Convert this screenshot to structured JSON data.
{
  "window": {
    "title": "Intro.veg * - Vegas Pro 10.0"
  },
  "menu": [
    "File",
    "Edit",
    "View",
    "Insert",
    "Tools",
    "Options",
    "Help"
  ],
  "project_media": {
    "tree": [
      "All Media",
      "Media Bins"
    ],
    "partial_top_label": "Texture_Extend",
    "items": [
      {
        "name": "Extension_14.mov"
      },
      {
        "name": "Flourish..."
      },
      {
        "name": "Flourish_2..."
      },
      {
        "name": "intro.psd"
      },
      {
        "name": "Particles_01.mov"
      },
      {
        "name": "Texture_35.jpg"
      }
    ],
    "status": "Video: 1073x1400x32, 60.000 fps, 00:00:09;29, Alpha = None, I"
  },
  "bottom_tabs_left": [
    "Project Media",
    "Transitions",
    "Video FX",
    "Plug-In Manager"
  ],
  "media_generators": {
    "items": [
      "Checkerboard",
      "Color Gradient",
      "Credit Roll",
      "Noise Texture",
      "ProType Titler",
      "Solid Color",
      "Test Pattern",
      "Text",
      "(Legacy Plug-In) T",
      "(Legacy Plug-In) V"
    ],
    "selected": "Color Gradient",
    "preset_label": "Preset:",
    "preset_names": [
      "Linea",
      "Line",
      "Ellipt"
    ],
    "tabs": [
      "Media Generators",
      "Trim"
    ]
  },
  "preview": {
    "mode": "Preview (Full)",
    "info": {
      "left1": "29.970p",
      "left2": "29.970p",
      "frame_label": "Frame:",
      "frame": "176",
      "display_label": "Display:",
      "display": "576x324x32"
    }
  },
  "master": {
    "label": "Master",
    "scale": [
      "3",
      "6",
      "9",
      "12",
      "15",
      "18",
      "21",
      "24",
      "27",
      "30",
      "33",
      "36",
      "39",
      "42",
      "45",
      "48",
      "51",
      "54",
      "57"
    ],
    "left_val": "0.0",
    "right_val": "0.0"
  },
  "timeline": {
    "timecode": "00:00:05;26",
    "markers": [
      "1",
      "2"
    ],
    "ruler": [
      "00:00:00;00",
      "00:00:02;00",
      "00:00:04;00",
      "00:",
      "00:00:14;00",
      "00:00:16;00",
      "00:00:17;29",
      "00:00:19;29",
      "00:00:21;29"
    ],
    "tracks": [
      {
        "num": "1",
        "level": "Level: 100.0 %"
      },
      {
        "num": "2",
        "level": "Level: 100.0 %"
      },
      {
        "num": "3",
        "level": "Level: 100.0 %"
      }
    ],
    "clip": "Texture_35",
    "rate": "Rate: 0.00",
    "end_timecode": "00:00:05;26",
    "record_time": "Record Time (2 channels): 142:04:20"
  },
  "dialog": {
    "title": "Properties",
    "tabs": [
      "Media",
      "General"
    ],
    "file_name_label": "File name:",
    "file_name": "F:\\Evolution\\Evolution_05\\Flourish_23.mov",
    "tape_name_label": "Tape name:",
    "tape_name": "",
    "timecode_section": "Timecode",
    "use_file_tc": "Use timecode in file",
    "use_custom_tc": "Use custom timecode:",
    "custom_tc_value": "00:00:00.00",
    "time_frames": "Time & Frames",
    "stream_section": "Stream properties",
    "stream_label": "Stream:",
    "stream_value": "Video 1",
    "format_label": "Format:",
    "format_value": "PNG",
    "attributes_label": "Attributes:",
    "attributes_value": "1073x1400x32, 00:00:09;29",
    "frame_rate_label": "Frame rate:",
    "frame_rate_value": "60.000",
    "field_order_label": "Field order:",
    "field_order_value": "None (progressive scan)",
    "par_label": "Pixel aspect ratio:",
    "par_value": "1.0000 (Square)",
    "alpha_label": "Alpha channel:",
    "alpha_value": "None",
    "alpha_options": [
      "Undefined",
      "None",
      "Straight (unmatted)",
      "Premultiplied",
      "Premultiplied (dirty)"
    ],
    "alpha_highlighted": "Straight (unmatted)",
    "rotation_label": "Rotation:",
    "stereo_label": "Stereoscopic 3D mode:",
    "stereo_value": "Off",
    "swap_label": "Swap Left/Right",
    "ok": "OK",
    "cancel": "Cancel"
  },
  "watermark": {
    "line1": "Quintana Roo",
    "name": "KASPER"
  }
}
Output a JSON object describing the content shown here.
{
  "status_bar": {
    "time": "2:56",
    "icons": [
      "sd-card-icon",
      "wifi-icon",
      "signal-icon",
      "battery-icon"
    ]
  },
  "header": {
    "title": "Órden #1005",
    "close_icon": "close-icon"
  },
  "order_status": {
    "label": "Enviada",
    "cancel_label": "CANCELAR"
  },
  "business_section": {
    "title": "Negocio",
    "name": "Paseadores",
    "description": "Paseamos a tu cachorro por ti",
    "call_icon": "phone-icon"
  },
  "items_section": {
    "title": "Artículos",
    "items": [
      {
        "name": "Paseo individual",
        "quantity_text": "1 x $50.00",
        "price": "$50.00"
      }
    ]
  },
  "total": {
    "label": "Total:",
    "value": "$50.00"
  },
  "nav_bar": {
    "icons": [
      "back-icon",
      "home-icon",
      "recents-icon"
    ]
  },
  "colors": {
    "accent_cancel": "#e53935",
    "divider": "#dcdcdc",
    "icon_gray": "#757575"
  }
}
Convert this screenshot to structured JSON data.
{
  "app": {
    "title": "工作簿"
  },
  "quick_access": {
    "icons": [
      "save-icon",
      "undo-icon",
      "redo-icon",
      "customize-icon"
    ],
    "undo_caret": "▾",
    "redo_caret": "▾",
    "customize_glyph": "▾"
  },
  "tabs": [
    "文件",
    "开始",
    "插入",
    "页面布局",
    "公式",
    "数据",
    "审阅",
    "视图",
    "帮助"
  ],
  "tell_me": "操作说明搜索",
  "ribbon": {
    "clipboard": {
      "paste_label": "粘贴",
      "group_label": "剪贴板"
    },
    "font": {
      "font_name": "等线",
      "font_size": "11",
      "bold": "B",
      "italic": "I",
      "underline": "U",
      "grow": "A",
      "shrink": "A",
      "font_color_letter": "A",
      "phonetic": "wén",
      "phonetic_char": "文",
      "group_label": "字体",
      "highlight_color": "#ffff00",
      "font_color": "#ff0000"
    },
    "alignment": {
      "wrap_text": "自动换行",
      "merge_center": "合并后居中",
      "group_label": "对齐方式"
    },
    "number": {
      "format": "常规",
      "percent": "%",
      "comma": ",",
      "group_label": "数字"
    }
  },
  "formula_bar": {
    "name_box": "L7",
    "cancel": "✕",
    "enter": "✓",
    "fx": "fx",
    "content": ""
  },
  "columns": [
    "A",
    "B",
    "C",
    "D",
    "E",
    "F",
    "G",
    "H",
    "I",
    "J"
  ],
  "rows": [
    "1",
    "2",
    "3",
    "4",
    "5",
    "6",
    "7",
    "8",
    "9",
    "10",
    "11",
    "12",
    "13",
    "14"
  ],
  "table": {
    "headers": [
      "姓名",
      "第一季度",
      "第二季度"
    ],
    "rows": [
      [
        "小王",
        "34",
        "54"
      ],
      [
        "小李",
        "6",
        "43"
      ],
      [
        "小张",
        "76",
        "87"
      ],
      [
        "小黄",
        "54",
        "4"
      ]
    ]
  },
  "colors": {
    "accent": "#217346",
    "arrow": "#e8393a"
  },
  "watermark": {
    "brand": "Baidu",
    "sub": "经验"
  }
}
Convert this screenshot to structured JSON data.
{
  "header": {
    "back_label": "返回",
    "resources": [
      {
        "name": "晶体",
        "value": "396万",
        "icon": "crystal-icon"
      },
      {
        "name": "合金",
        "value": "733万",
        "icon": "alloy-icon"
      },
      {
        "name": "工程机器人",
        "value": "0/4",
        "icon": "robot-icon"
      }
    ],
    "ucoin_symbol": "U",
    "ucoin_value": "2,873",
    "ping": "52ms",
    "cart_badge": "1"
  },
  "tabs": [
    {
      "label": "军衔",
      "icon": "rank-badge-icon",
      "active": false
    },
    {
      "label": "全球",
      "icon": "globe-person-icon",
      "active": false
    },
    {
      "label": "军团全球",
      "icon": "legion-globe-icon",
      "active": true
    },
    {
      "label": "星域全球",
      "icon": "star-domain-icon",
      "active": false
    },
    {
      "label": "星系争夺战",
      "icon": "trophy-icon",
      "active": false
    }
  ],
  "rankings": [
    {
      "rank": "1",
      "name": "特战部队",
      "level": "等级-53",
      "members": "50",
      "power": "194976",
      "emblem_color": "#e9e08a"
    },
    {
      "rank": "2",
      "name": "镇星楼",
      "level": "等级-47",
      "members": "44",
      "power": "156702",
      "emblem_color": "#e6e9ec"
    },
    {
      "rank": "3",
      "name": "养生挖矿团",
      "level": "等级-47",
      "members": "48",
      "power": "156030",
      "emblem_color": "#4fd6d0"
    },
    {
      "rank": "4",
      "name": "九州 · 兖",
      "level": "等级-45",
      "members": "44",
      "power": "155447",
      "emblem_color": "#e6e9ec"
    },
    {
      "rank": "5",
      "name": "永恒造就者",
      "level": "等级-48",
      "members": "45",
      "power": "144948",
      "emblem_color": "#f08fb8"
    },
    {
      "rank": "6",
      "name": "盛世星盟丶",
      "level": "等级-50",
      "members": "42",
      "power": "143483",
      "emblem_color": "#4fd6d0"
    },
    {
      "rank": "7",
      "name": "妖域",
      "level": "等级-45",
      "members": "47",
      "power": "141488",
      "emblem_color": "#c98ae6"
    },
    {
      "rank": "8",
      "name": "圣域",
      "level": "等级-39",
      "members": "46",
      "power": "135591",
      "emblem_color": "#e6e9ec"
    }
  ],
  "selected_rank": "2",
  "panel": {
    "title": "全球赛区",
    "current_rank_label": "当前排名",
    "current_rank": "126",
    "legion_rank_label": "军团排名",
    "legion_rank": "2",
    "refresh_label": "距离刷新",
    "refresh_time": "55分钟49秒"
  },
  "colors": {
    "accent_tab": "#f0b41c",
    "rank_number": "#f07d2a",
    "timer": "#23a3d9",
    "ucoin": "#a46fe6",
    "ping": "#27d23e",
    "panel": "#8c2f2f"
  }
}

Stated task »
Which lines contain "Gradient"? Copy each of them out.

Response for this exercise »
      "Color Gradient",
    "selected": "Color Gradient",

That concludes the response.